■ TASK OBJECTIVE ■
Copy every line of the following data that includes the string "title".

---- SUPPLIED MATERIAL

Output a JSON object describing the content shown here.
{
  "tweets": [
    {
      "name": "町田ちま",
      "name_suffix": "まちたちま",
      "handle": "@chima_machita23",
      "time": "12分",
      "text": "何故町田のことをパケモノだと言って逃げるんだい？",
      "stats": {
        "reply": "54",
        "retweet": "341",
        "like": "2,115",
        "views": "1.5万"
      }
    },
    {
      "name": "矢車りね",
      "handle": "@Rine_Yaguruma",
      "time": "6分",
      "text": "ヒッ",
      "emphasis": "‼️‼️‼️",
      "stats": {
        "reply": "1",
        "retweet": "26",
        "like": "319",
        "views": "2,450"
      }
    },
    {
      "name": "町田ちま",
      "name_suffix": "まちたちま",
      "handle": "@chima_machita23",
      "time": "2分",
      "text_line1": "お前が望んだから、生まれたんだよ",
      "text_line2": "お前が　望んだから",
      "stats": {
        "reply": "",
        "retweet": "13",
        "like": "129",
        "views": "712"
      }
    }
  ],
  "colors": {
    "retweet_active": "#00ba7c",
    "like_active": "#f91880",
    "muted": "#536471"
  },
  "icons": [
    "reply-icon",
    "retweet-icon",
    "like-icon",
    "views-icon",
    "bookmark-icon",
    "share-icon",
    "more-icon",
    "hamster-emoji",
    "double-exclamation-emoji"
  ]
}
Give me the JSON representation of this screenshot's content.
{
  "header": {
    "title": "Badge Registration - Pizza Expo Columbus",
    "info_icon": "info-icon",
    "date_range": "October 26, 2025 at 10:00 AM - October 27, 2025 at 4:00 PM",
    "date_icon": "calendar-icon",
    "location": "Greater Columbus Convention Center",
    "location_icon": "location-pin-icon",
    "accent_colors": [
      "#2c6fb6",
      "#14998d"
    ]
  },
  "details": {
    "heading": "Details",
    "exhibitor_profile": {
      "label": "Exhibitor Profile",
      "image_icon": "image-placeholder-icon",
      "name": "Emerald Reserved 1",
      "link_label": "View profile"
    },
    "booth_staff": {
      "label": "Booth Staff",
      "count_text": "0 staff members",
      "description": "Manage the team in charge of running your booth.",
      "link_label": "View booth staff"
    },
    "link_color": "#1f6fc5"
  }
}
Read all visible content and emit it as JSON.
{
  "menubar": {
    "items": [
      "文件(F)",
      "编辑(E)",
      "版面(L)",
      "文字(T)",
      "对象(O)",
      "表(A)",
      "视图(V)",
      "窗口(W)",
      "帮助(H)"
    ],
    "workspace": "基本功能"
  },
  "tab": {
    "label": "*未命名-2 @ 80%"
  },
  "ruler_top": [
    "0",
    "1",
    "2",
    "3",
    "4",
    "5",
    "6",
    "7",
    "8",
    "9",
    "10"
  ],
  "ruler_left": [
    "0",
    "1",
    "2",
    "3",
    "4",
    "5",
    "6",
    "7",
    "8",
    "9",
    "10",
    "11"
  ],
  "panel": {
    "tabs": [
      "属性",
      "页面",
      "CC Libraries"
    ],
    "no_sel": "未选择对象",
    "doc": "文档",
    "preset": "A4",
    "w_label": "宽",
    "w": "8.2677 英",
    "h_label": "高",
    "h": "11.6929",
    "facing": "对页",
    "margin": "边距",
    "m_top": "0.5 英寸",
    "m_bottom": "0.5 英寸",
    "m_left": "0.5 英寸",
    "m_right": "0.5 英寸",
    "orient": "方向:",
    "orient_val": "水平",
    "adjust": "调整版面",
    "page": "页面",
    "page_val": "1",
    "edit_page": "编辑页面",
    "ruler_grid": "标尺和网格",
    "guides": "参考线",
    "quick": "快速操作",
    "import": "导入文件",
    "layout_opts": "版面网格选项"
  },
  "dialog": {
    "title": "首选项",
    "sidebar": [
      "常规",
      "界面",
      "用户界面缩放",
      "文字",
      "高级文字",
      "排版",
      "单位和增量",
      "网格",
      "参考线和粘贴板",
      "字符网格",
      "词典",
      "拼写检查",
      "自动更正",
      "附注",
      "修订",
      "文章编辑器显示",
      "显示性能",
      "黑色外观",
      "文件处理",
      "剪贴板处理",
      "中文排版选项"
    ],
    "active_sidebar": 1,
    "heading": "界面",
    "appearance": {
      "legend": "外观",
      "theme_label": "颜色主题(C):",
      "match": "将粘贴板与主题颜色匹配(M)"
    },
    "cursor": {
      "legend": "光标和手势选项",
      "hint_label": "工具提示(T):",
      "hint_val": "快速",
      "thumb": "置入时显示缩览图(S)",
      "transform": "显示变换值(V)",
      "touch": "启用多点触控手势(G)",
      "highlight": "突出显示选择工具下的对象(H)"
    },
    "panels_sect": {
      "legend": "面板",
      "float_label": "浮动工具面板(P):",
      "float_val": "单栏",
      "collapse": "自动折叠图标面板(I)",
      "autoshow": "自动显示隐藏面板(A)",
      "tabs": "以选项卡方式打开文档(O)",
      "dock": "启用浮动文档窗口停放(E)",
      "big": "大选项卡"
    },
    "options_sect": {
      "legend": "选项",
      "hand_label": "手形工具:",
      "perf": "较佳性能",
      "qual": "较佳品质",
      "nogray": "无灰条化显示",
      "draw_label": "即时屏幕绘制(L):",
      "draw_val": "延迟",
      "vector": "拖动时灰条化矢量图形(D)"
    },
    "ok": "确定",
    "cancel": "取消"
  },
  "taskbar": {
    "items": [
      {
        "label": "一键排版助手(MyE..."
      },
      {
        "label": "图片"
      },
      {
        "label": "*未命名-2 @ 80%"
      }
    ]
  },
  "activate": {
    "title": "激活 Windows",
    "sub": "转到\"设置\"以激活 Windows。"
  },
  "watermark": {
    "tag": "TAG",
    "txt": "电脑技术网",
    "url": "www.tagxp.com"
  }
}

--------
---- SUPPLIED MATERIAL

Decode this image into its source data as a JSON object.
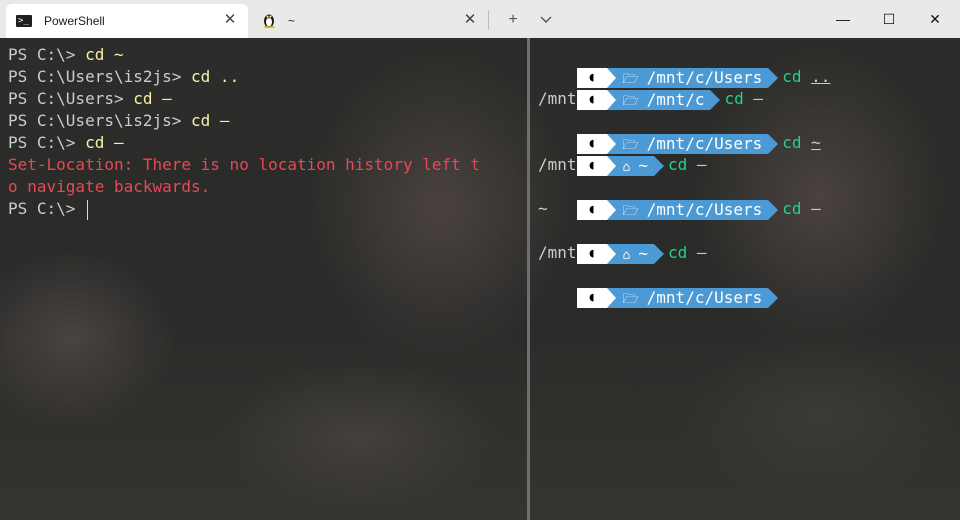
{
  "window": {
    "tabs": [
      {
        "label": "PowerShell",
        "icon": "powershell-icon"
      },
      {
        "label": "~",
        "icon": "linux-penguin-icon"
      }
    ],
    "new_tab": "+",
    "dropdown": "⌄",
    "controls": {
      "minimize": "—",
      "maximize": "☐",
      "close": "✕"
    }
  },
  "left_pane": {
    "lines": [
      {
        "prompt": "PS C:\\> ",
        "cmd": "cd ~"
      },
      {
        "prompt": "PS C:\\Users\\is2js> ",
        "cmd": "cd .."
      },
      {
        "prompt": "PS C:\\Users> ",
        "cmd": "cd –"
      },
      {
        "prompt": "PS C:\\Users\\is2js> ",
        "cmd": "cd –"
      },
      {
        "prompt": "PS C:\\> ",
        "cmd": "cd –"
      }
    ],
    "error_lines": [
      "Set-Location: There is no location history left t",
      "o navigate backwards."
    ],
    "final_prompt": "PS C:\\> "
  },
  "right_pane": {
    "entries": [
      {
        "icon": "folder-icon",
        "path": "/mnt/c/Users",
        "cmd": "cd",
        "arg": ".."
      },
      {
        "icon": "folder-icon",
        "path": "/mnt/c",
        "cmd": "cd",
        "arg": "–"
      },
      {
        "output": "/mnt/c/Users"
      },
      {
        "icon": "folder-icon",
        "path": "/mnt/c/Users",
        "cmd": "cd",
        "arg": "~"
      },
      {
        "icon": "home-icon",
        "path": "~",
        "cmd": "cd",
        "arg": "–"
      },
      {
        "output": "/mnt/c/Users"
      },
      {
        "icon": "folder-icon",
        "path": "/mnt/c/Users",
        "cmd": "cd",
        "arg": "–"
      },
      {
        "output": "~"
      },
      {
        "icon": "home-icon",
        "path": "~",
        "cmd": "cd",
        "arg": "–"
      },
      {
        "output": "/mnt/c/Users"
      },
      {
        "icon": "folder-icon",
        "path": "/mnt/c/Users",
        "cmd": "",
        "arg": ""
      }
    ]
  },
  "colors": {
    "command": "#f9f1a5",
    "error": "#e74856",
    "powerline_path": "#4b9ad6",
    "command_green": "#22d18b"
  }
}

--------

■ WORKED SOLUTION ■
    "title": "Badge Registration - Pizza Expo Columbus",
    "title": "首选项",
    "title": "激活 Windows",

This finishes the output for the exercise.